[EXERCISE AIM] Repeat each line of the material exactly.

[Records from a collection]
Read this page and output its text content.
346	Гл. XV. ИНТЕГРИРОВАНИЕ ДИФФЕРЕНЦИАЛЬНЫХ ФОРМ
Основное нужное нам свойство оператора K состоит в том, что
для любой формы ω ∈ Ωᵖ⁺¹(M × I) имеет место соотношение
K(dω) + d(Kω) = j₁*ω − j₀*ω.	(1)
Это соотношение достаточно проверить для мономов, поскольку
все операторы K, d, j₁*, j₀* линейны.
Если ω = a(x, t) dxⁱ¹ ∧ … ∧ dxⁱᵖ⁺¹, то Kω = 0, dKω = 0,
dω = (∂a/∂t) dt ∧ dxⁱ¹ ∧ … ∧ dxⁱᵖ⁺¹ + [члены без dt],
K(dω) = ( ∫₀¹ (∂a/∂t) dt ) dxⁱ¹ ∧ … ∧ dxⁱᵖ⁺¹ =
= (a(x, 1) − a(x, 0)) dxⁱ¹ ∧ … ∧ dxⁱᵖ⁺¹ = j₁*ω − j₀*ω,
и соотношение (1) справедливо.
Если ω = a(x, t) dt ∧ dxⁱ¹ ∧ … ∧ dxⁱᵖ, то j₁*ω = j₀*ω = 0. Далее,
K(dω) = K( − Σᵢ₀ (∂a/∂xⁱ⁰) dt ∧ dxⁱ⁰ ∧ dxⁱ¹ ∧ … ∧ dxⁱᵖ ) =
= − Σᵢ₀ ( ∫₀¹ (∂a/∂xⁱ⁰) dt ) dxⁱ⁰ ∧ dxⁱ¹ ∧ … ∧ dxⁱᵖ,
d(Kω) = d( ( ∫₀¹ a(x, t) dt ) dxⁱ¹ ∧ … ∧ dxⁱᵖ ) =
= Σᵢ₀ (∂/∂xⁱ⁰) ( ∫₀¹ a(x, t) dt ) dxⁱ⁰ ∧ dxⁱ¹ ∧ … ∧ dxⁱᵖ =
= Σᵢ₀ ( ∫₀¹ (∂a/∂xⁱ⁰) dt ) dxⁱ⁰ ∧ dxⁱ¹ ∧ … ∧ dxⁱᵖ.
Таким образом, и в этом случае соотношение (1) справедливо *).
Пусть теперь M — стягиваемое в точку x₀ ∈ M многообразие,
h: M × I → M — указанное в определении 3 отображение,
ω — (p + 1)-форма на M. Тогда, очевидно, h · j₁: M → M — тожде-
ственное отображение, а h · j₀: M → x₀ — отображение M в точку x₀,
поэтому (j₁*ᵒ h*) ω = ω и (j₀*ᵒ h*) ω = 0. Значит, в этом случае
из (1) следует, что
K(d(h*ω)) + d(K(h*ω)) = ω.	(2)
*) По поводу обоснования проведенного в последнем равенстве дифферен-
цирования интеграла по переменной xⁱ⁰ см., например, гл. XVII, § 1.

[SOLUTION]
Read this page and output its text content.
346	Гл. XV. ИНТЕГРИРОВАНИЕ ДИФФЕРЕНЦИАЛЬНЫХ ФОРМ
Основное нужное нам свойство оператора K состоит в том, что
для любой формы ω ∈ Ωᵖ⁺¹(M × I) имеет место соотношение
K(dω) + d(Kω) = j₁*ω − j₀*ω.	(1)
Это соотношение достаточно проверить для мономов, поскольку
все операторы K, d, j₁*, j₀* линейны.
Если ω = a(x, t) dxⁱ¹ ∧ … ∧ dxⁱᵖ⁺¹, то Kω = 0, dKω = 0,
dω = (∂a/∂t) dt ∧ dxⁱ¹ ∧ … ∧ dxⁱᵖ⁺¹ + [члены без dt],
K(dω) = ( ∫₀¹ (∂a/∂t) dt ) dxⁱ¹ ∧ … ∧ dxⁱᵖ⁺¹ =
= (a(x, 1) − a(x, 0)) dxⁱ¹ ∧ … ∧ dxⁱᵖ⁺¹ = j₁*ω − j₀*ω,
и соотношение (1) справедливо.
Если ω = a(x, t) dt ∧ dxⁱ¹ ∧ … ∧ dxⁱᵖ, то j₁*ω = j₀*ω = 0. Далее,
K(dω) = K( − Σᵢ₀ (∂a/∂xⁱ⁰) dt ∧ dxⁱ⁰ ∧ dxⁱ¹ ∧ … ∧ dxⁱᵖ ) =
= − Σᵢ₀ ( ∫₀¹ (∂a/∂xⁱ⁰) dt ) dxⁱ⁰ ∧ dxⁱ¹ ∧ … ∧ dxⁱᵖ,
d(Kω) = d( ( ∫₀¹ a(x, t) dt ) dxⁱ¹ ∧ … ∧ dxⁱᵖ ) =
= Σᵢ₀ (∂/∂xⁱ⁰) ( ∫₀¹ a(x, t) dt ) dxⁱ⁰ ∧ dxⁱ¹ ∧ … ∧ dxⁱᵖ =
= Σᵢ₀ ( ∫₀¹ (∂a/∂xⁱ⁰) dt ) dxⁱ⁰ ∧ dxⁱ¹ ∧ … ∧ dxⁱᵖ.
Таким образом, и в этом случае соотношение (1) справедливо *).
Пусть теперь M — стягиваемое в точку x₀ ∈ M многообразие,
h: M × I → M — указанное в определении 3 отображение,
ω — (p + 1)-форма на M. Тогда, очевидно, h · j₁: M → M — тожде-
ственное отображение, а h · j₀: M → x₀ — отображение M в точку x₀,
поэтому (j₁*ᵒ h*) ω = ω и (j₀*ᵒ h*) ω = 0. Значит, в этом случае
из (1) следует, что
K(d(h*ω)) + d(K(h*ω)) = ω.	(2)
*) По поводу обоснования проведенного в последнем равенстве дифферен-
цирования интеграла по переменной xⁱ⁰ см., например, гл. XVII, § 1.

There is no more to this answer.